Work required: Pull every line that holds the word "states" from the entries.

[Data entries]
::::

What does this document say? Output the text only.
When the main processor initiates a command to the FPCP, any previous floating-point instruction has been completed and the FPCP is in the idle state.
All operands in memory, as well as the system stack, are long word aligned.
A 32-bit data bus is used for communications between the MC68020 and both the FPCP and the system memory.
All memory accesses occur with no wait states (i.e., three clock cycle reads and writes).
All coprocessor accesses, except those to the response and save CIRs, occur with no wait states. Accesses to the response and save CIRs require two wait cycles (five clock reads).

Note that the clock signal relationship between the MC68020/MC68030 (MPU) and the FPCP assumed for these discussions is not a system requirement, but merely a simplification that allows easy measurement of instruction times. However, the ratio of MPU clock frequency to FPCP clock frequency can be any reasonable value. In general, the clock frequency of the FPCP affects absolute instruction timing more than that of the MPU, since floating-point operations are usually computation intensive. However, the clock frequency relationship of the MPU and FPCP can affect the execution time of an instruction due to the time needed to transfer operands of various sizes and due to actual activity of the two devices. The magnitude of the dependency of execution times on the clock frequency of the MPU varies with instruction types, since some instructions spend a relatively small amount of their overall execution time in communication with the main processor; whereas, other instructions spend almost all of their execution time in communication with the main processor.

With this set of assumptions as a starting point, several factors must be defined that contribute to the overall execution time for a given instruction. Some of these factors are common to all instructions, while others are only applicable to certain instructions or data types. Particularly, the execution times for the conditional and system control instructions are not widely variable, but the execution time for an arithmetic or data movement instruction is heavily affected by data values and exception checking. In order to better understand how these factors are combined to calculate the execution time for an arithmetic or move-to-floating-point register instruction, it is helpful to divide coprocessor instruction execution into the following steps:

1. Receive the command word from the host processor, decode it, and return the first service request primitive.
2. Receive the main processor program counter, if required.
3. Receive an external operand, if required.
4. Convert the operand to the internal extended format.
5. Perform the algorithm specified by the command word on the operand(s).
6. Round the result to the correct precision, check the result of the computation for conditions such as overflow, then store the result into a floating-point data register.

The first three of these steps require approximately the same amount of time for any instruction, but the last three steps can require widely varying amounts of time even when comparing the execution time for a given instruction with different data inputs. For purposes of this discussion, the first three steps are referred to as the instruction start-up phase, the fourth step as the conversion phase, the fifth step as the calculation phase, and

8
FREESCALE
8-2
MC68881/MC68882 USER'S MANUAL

::::

Task solution:
All memory accesses occur with no wait states (i.e., three clock cycle reads and writes).
All coprocessor accesses, except those to the response and save CIRs, occur with no wait states. Accesses to the response and save CIRs require two wait cycles (five clock reads).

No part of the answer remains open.